### Your goal
Below are records; state how many of their lines hold the word "caption", and give only the figure.

### Data for this task
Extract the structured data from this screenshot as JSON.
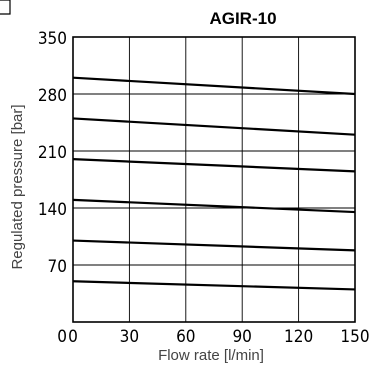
{
  "chart_data": {
    "type": "line",
    "title": "AGIR-10",
    "xlabel": "Flow rate [l/min]",
    "ylabel": "Regulated pressure  [bar]",
    "xlim": [
      0,
      150
    ],
    "ylim": [
      0,
      350
    ],
    "x_ticks": [
      0,
      30,
      60,
      90,
      120,
      150
    ],
    "y_ticks": [
      70,
      140,
      210,
      280,
      350
    ],
    "y_origin_label": "0",
    "grid": true,
    "legend": "none",
    "series": [
      {
        "x": [
          0,
          150
        ],
        "values": [
          300,
          280
        ]
      },
      {
        "x": [
          0,
          150
        ],
        "values": [
          250,
          230
        ]
      },
      {
        "x": [
          0,
          150
        ],
        "values": [
          200,
          185
        ]
      },
      {
        "x": [
          0,
          150
        ],
        "values": [
          150,
          135
        ]
      },
      {
        "x": [
          0,
          150
        ],
        "values": [
          100,
          88
        ]
      },
      {
        "x": [
          0,
          150
        ],
        "values": [
          50,
          40
        ]
      }
    ]
  }
}
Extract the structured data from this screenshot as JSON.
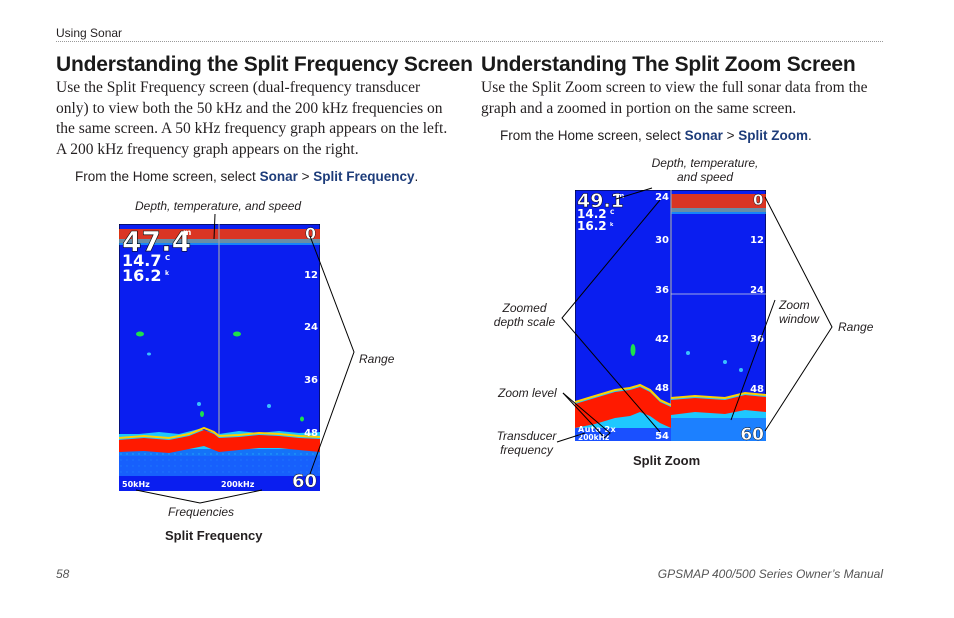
{
  "header": {
    "section": "Using Sonar"
  },
  "left": {
    "heading": "Understanding the Split Frequency Screen",
    "body": "Use the Split Frequency screen (dual-frequency transducer only) to view both the 50 kHz and the 200 kHz frequencies on the same screen. A 50 kHz frequency graph appears on the left. A 200 kHz frequency graph appears on the right.",
    "instruction_prefix": "From the Home screen, select ",
    "menu1": "Sonar",
    "sep": " > ",
    "menu2": "Split Frequency",
    "period": ".",
    "figure": {
      "label_top": "Depth, temperature, and speed",
      "label_range": "Range",
      "label_freq": "Frequencies",
      "caption": "Split Frequency",
      "screen": {
        "depth": "47.4",
        "depth_unit": "m",
        "temp": "14.7",
        "temp_unit": "C",
        "speed": "16.2",
        "speed_unit": "k",
        "scale_top": "0",
        "scale": [
          "12",
          "24",
          "36",
          "48"
        ],
        "scale_bottom": "60",
        "freq_left": "50kHz",
        "freq_right": "200kHz"
      }
    }
  },
  "right": {
    "heading": "Understanding The Split Zoom Screen",
    "body": "Use the Split Zoom screen to view the full sonar data from the graph and a zoomed in portion on the same screen.",
    "instruction_prefix": "From the Home screen, select ",
    "menu1": "Sonar",
    "sep": " > ",
    "menu2": "Split Zoom",
    "period": ".",
    "figure": {
      "label_top1": "Depth, temperature,",
      "label_top2": "and speed",
      "label_zoomed1": "Zoomed",
      "label_zoomed2": "depth scale",
      "label_zoom_level": "Zoom level",
      "label_transducer1": "Transducer",
      "label_transducer2": "frequency",
      "label_zoom_window1": "Zoom",
      "label_zoom_window2": "window",
      "label_range": "Range",
      "caption": "Split Zoom",
      "screen": {
        "depth": "49.1",
        "depth_unit": "m",
        "temp": "14.2",
        "temp_unit": "C",
        "speed": "16.2",
        "speed_unit": "k",
        "zoom_scale": [
          "24",
          "30",
          "36",
          "42",
          "48",
          "54"
        ],
        "full_scale_top": "0",
        "full_scale": [
          "12",
          "24",
          "36",
          "48"
        ],
        "full_scale_bottom": "60",
        "zoom_mode": "Auto 2x",
        "freq": "200kHz"
      }
    }
  },
  "footer": {
    "page": "58",
    "manual": "GPSMAP 400/500 Series Owner’s Manual"
  },
  "colors": {
    "water": "#0a1ef0",
    "bottom_red": "#ff1a00",
    "accent_text": "#1d3c7a"
  }
}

### Response to the task
2